* start Listed records *

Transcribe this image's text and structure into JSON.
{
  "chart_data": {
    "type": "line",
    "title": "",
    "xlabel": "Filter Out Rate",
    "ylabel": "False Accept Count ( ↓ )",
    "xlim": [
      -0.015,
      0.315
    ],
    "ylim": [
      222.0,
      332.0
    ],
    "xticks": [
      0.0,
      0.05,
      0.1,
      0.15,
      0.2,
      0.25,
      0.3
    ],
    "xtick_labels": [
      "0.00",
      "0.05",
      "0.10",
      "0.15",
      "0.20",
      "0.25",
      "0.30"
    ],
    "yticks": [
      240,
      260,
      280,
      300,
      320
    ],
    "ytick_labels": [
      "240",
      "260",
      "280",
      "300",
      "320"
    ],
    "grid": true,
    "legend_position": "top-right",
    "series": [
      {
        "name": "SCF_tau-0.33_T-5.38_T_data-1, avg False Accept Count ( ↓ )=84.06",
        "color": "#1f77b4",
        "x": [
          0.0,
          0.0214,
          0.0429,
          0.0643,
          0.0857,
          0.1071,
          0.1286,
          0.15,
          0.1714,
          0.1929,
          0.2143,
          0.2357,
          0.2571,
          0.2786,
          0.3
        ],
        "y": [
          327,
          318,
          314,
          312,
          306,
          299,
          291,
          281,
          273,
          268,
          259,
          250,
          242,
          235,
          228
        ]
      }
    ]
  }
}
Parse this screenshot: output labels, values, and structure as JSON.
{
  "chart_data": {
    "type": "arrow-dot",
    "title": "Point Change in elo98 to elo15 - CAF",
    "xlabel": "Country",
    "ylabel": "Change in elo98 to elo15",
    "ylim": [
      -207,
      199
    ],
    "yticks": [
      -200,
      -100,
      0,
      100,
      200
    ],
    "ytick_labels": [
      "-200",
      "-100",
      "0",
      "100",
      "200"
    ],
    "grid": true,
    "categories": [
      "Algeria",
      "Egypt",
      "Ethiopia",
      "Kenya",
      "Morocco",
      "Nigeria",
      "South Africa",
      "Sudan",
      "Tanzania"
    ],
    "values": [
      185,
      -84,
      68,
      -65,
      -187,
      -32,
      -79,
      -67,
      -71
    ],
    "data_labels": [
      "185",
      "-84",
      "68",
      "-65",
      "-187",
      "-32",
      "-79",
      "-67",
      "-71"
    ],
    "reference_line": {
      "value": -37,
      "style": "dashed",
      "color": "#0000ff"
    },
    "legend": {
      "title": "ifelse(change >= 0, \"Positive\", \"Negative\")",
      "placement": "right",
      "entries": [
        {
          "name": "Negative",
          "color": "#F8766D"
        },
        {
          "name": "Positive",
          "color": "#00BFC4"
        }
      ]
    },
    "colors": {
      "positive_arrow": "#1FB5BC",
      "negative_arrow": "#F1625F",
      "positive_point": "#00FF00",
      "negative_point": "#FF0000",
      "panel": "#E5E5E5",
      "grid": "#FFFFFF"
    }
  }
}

* end Listed records *

- [Instructions to follow]
Repeat the data in its entirety, character for character.

- [Response to the exercise]
Transcribe this image's text and structure into JSON.
{
  "chart_data": {
    "type": "line",
    "title": "",
    "xlabel": "Filter Out Rate",
    "ylabel": "False Accept Count ( ↓ )",
    "xlim": [
      -0.015,
      0.315
    ],
    "ylim": [
      222.0,
      332.0
    ],
    "xticks": [
      0.0,
      0.05,
      0.1,
      0.15,
      0.2,
      0.25,
      0.3
    ],
    "xtick_labels": [
      "0.00",
      "0.05",
      "0.10",
      "0.15",
      "0.20",
      "0.25",
      "0.30"
    ],
    "yticks": [
      240,
      260,
      280,
      300,
      320
    ],
    "ytick_labels": [
      "240",
      "260",
      "280",
      "300",
      "320"
    ],
    "grid": true,
    "legend_position": "top-right",
    "series": [
      {
        "name": "SCF_tau-0.33_T-5.38_T_data-1, avg False Accept Count ( ↓ )=84.06",
        "color": "#1f77b4",
        "x": [
          0.0,
          0.0214,
          0.0429,
          0.0643,
          0.0857,
          0.1071,
          0.1286,
          0.15,
          0.1714,
          0.1929,
          0.2143,
          0.2357,
          0.2571,
          0.2786,
          0.3
        ],
        "y": [
          327,
          318,
          314,
          312,
          306,
          299,
          291,
          281,
          273,
          268,
          259,
          250,
          242,
          235,
          228
        ]
      }
    ]
  }
}
Parse this screenshot: output labels, values, and structure as JSON.
{
  "chart_data": {
    "type": "arrow-dot",
    "title": "Point Change in elo98 to elo15 - CAF",
    "xlabel": "Country",
    "ylabel": "Change in elo98 to elo15",
    "ylim": [
      -207,
      199
    ],
    "yticks": [
      -200,
      -100,
      0,
      100,
      200
    ],
    "ytick_labels": [
      "-200",
      "-100",
      "0",
      "100",
      "200"
    ],
    "grid": true,
    "categories": [
      "Algeria",
      "Egypt",
      "Ethiopia",
      "Kenya",
      "Morocco",
      "Nigeria",
      "South Africa",
      "Sudan",
      "Tanzania"
    ],
    "values": [
      185,
      -84,
      68,
      -65,
      -187,
      -32,
      -79,
      -67,
      -71
    ],
    "data_labels": [
      "185",
      "-84",
      "68",
      "-65",
      "-187",
      "-32",
      "-79",
      "-67",
      "-71"
    ],
    "reference_line": {
      "value": -37,
      "style": "dashed",
      "color": "#0000ff"
    },
    "legend": {
      "title": "ifelse(change >= 0, \"Positive\", \"Negative\")",
      "placement": "right",
      "entries": [
        {
          "name": "Negative",
          "color": "#F8766D"
        },
        {
          "name": "Positive",
          "color": "#00BFC4"
        }
      ]
    },
    "colors": {
      "positive_arrow": "#1FB5BC",
      "negative_arrow": "#F1625F",
      "positive_point": "#00FF00",
      "negative_point": "#FF0000",
      "panel": "#E5E5E5",
      "grid": "#FFFFFF"
    }
  }
}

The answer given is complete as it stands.